## Problem details
Single out the lines of the material that contain "arrest" and copy them.

## Dataset entries
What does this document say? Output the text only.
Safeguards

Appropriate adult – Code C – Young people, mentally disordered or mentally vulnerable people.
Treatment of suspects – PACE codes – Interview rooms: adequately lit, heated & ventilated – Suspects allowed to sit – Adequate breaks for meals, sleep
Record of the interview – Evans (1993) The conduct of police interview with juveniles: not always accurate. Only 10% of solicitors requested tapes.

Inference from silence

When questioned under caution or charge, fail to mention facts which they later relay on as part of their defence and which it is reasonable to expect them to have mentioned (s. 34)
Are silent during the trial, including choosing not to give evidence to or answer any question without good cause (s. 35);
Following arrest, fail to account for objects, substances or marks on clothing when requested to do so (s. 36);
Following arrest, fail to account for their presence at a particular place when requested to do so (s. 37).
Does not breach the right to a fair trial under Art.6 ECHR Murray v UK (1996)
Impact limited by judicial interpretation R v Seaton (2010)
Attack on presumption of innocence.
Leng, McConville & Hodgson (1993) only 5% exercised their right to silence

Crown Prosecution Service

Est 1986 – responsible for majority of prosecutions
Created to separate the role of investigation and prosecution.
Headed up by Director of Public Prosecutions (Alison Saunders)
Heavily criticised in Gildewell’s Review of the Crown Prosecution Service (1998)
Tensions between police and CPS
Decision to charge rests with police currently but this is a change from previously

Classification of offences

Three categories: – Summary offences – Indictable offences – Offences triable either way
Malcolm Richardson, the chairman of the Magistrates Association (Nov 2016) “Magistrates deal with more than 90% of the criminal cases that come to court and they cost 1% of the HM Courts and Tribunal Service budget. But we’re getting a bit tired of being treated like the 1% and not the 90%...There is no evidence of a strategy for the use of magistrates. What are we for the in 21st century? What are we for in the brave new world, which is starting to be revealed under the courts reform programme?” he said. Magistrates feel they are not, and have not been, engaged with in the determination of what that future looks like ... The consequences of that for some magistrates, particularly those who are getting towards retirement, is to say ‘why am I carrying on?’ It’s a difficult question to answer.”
--
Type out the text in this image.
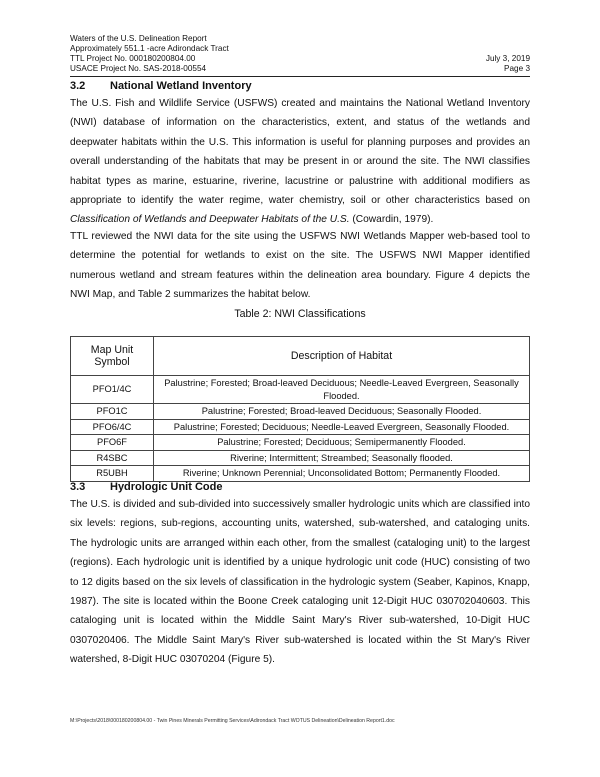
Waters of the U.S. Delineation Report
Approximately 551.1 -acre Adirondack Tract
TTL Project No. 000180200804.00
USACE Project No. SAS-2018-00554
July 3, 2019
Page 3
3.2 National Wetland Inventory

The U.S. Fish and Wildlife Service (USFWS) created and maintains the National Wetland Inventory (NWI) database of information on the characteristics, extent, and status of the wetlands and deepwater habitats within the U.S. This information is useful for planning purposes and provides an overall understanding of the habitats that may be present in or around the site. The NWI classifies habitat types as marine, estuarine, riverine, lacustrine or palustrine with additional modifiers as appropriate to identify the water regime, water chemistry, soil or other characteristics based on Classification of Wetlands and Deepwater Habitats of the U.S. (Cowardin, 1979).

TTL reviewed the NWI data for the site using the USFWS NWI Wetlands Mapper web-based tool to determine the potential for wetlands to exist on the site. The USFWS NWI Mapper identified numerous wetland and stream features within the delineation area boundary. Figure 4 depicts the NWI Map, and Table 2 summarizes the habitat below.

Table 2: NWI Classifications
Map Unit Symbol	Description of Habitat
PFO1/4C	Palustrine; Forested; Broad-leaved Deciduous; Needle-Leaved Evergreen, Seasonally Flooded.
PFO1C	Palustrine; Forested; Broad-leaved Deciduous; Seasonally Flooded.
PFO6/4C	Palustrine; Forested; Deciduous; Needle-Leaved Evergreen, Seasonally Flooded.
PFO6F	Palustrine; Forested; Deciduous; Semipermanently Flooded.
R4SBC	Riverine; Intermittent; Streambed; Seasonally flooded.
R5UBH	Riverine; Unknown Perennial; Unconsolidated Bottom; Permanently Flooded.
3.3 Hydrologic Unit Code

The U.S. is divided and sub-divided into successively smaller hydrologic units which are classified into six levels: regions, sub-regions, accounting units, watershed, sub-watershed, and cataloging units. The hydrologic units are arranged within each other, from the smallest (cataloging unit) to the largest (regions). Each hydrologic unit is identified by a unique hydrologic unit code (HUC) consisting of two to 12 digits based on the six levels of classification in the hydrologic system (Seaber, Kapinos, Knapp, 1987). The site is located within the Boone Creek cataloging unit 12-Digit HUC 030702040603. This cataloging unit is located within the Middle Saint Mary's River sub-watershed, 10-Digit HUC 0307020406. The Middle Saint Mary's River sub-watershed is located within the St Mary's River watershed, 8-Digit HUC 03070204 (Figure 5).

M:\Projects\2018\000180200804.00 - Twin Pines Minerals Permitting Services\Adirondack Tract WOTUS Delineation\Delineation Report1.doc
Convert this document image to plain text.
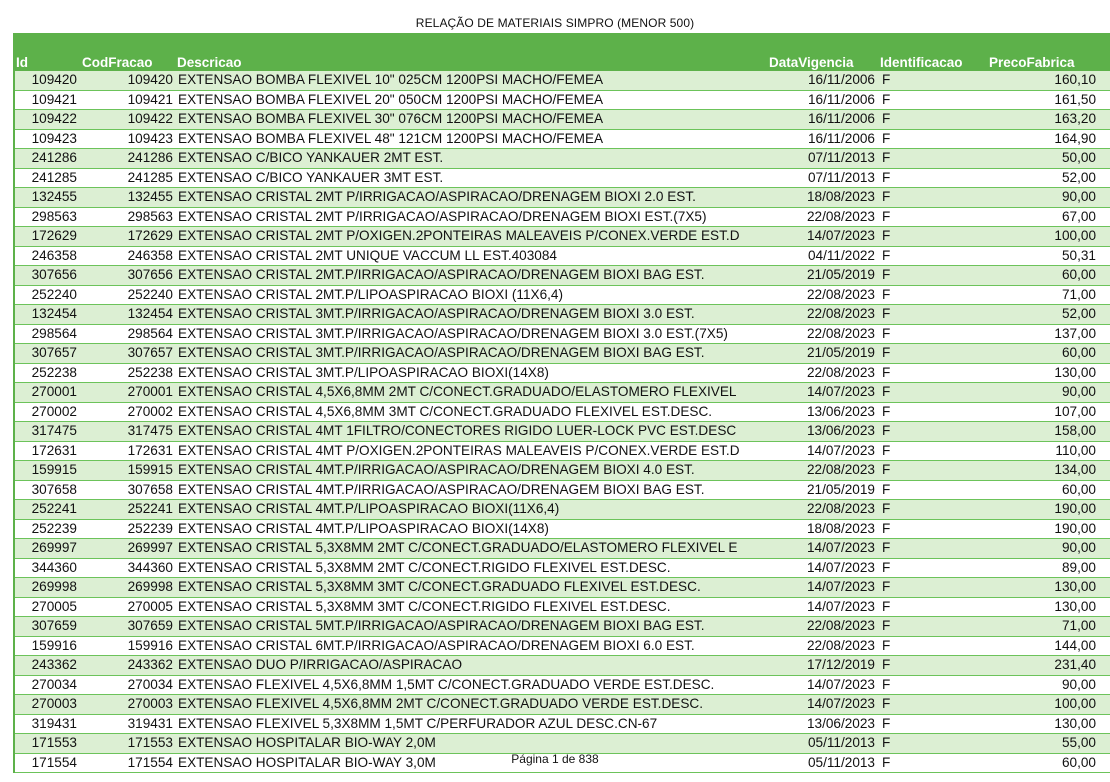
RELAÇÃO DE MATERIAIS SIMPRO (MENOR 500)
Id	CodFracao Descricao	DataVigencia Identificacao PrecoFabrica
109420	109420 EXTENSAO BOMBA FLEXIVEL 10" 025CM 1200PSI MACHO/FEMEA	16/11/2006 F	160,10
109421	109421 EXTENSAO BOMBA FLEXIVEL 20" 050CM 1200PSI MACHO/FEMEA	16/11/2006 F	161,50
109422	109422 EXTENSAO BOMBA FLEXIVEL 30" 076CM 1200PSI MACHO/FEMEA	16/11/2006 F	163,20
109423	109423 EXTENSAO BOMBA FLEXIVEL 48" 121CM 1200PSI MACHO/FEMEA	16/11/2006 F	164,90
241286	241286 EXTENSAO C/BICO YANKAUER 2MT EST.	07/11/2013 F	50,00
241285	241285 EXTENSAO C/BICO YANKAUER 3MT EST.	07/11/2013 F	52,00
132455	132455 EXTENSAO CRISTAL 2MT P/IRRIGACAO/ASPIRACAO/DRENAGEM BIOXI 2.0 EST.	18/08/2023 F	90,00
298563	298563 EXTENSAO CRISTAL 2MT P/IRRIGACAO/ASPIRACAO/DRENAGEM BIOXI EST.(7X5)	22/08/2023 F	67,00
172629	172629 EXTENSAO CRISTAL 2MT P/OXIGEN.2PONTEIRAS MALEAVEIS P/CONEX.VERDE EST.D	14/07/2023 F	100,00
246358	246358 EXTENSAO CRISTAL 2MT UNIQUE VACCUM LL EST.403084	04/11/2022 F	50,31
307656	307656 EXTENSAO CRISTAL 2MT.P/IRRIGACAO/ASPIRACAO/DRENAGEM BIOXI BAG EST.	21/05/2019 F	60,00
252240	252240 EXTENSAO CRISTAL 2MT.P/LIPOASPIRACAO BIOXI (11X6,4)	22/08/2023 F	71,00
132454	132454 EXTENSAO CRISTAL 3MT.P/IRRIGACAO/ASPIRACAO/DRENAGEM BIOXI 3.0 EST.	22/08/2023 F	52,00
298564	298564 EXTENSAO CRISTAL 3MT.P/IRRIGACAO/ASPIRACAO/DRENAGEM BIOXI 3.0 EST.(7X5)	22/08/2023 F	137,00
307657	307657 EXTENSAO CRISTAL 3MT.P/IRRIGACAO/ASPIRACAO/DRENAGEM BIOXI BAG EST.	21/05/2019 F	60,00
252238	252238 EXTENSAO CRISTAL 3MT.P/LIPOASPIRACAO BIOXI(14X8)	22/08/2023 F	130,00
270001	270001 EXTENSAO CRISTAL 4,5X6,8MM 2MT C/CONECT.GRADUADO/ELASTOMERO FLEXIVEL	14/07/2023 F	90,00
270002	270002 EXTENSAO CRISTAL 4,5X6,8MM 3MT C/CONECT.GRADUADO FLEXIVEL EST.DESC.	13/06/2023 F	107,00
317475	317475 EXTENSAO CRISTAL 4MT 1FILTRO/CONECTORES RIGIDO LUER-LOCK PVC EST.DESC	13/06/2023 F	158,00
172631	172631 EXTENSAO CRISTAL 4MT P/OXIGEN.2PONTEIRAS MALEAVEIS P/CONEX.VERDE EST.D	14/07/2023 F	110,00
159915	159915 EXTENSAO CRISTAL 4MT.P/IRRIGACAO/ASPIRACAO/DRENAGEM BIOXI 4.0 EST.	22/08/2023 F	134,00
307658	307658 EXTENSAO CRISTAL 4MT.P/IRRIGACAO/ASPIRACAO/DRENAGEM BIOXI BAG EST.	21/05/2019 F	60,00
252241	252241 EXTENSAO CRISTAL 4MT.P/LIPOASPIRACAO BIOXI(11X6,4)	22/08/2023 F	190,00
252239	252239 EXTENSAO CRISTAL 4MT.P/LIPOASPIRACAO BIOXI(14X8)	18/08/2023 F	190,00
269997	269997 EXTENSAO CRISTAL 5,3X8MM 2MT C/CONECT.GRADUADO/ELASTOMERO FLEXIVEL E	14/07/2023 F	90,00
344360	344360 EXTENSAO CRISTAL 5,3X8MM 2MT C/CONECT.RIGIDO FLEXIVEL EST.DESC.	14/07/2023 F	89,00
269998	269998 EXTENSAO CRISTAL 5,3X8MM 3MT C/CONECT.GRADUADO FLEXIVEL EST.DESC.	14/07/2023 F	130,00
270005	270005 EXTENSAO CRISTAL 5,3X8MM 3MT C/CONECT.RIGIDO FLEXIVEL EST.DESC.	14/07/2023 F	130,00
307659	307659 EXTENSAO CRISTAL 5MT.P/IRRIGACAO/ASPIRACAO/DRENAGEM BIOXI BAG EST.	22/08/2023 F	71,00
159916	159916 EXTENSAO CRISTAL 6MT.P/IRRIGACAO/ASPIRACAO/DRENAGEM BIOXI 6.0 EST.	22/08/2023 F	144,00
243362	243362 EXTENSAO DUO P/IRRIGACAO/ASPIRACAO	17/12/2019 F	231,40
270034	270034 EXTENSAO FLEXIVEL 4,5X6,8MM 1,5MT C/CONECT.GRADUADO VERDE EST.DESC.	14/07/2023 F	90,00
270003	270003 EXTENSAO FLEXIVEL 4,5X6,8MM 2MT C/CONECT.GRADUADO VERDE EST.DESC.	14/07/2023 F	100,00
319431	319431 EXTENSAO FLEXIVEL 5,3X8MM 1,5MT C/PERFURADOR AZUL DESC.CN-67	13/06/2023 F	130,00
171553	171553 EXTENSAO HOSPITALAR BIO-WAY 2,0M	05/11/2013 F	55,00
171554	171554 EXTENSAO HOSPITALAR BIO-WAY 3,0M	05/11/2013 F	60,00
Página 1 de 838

## Solution below
Following arrest, fail to account for objects, substances or marks on clothing when requested to do so (s. 36);
Following arrest, fail to account for their presence at a particular place when requested to do so (s. 37).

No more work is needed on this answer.